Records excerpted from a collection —
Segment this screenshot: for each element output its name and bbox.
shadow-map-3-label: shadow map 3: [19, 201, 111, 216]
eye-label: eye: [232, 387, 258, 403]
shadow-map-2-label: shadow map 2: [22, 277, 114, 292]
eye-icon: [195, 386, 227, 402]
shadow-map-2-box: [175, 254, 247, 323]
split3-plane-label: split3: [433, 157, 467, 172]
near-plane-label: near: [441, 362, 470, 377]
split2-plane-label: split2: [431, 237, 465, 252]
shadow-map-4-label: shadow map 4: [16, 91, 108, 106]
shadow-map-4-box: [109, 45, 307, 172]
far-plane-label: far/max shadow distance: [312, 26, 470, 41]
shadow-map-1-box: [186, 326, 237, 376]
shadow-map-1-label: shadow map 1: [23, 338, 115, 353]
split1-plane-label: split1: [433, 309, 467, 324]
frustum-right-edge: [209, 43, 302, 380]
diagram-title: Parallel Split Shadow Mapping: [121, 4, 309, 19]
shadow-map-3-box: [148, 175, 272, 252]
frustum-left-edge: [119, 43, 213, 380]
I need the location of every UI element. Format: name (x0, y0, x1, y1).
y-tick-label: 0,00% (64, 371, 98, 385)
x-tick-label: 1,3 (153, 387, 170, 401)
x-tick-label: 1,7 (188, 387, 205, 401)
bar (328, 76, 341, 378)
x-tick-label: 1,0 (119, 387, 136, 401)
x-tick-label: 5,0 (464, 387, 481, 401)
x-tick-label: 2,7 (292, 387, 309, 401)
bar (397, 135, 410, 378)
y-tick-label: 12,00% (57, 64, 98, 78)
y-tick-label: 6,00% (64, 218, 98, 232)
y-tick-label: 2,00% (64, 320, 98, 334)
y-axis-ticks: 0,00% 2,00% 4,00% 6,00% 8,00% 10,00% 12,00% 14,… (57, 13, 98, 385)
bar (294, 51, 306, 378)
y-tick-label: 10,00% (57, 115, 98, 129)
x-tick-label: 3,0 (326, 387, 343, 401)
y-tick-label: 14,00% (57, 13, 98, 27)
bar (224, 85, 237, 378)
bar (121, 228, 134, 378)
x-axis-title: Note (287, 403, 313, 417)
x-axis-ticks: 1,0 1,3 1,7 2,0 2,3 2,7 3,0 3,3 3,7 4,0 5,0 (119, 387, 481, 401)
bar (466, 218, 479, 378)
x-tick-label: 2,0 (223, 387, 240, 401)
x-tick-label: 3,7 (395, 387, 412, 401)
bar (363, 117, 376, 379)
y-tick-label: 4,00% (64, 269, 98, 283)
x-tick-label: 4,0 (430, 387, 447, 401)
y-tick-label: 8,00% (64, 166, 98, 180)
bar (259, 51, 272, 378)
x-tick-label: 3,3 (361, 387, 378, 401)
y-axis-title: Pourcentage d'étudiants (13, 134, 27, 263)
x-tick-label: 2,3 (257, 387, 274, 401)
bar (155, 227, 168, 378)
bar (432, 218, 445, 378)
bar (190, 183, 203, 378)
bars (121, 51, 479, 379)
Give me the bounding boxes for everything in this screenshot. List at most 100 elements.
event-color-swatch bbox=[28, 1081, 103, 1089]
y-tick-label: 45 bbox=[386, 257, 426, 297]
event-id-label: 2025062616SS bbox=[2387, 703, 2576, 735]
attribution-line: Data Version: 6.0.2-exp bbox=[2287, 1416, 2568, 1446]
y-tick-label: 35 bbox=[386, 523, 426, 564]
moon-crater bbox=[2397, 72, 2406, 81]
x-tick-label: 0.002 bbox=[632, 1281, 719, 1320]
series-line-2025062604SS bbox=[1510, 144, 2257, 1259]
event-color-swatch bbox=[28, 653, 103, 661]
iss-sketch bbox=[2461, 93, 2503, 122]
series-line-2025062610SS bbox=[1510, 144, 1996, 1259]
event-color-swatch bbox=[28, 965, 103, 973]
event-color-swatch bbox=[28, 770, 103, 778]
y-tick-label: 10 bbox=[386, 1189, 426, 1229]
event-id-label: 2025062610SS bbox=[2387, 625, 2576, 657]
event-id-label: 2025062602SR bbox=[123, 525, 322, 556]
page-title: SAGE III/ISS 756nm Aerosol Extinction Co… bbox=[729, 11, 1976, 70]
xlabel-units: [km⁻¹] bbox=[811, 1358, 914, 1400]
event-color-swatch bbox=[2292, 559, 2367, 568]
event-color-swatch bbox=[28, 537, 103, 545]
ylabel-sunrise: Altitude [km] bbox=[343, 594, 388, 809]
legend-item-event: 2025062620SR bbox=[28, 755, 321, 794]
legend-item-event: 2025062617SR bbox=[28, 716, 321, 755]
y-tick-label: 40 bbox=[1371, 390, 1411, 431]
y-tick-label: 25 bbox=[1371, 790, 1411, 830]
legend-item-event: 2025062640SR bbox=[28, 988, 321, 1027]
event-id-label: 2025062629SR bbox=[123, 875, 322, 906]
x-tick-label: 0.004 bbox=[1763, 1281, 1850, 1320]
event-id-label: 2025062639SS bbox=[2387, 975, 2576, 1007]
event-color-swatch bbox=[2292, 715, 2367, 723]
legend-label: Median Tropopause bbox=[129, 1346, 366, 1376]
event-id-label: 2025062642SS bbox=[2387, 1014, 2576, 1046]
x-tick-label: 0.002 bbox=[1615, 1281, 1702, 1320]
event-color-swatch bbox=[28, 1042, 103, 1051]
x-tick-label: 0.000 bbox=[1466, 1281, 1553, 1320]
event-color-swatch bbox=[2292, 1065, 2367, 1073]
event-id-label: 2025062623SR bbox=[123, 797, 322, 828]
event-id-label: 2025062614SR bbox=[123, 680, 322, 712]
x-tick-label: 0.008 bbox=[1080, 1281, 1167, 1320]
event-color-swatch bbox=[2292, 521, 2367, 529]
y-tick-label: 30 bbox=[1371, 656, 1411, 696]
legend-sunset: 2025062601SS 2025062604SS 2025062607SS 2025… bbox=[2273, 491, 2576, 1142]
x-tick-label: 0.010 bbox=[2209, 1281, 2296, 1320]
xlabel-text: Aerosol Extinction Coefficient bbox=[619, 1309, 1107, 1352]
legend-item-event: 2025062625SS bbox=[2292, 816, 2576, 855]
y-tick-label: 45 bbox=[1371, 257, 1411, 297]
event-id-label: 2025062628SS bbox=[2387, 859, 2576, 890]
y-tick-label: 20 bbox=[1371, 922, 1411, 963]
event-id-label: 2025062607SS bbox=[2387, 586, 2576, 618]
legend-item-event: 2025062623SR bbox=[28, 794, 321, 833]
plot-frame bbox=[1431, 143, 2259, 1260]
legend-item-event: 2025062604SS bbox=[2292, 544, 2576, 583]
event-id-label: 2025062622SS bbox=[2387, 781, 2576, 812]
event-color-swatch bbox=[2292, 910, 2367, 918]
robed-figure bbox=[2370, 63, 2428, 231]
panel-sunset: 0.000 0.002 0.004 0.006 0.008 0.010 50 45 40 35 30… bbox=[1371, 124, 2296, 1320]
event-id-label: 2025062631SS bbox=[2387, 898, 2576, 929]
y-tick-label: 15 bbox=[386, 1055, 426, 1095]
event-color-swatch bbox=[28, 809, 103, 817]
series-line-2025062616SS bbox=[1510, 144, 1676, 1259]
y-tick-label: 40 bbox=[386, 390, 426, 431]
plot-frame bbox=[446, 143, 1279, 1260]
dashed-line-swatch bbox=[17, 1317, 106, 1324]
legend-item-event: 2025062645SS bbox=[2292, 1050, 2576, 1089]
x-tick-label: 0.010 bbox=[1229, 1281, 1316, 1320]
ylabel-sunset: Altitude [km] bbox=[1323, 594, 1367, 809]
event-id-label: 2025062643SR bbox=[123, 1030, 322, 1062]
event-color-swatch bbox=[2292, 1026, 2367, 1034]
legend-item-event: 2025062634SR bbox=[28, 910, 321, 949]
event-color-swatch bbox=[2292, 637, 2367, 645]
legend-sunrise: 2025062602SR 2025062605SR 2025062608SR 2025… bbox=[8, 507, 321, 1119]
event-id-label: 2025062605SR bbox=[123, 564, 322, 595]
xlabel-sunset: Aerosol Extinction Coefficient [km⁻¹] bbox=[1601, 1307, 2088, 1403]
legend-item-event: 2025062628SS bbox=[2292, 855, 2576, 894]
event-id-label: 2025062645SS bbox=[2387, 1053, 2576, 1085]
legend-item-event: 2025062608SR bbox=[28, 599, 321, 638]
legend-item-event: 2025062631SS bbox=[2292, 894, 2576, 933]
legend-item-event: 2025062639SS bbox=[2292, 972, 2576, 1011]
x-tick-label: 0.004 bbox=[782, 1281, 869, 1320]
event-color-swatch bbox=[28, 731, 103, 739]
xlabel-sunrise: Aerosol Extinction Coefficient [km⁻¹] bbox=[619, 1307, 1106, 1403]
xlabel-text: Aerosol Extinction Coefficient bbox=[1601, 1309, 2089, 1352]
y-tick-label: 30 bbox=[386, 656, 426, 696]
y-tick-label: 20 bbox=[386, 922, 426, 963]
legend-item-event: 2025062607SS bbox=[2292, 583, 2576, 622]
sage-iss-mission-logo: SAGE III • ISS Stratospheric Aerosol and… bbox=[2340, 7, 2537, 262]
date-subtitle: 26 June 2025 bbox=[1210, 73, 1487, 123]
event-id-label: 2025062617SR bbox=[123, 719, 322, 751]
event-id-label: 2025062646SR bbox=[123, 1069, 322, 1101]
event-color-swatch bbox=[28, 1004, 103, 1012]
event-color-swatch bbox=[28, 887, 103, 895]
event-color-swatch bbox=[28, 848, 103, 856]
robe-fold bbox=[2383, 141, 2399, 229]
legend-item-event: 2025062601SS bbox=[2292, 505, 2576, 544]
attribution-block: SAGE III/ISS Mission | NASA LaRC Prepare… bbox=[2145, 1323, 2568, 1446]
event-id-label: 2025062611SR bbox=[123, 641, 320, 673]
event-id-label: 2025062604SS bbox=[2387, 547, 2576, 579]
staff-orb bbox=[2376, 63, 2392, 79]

Directive — Lay out the lines from the start of the records through the line holding "x-axis-ticks: 1,0 1,3", inclusive, as a JSON list of strings with one string per line. Leave out any blank lines.

Written answer —
[
  "Segment this screenshot: for each element output its name and bbox.",
  "shadow-map-3-label: shadow map 3: [19, 201, 111, 216]",
  "eye-label: eye: [232, 387, 258, 403]",
  "shadow-map-2-label: shadow map 2: [22, 277, 114, 292]",
  "eye-icon: [195, 386, 227, 402]",
  "shadow-map-2-box: [175, 254, 247, 323]",
  "split3-plane-label: split3: [433, 157, 467, 172]",
  "near-plane-label: near: [441, 362, 470, 377]",
  "split2-plane-label: split2: [431, 237, 465, 252]",
  "shadow-map-4-label: shadow map 4: [16, 91, 108, 106]",
  "shadow-map-4-box: [109, 45, 307, 172]",
  "far-plane-label: far/max shadow distance: [312, 26, 470, 41]",
  "shadow-map-1-box: [186, 326, 237, 376]",
  "shadow-map-1-label: shadow map 1: [23, 338, 115, 353]",
  "split1-plane-label: split1: [433, 309, 467, 324]",
  "frustum-right-edge: [209, 43, 302, 380]",
  "diagram-title: Parallel Split Shadow Mapping: [121, 4, 309, 19]",
  "shadow-map-3-box: [148, 175, 272, 252]",
  "frustum-left-edge: [119, 43, 213, 380]",
  "I need the location of every UI element. Format: name (x0, y0, x1, y1).",
  "y-tick-label: 0,00% (64, 371, 98, 385)",
  "x-tick-label: 1,3 (153, 387, 170, 401)",
  "x-tick-label: 1,7 (188, 387, 205, 401)",
  "bar (328, 76, 341, 378)",
  "x-tick-label: 1,0 (119, 387, 136, 401)",
  "x-tick-label: 5,0 (464, 387, 481, 401)",
  "x-tick-label: 2,7 (292, 387, 309, 401)",
  "bar (397, 135, 410, 378)",
  "y-tick-label: 12,00% (57, 64, 98, 78)",
  "y-tick-label: 6,00% (64, 218, 98, 232)",
  "y-tick-label: 2,00% (64, 320, 98, 334)",
  "y-axis-ticks: 0,00% 2,00% 4,00% 6,00% 8,00% 10,00% 12,00% 14,… (57, 13, 98, 385)",
  "bar (294, 51, 306, 378)",
  "y-tick-label: 10,00% (57, 115, 98, 129)",
  "x-tick-label: 3,0 (326, 387, 343, 401)",
  "y-tick-label: 14,00% (57, 13, 98, 27)",
  "bar (224, 85, 237, 378)",
  "bar (121, 228, 134, 378)",
  "x-axis-title: Note (287, 403, 313, 417)",
  "x-axis-ticks: 1,0 1,3 1,7 2,0 2,3 2,7 3,0 3,3 3,7 4,0 5,0 (119, 387, 481, 401)"
]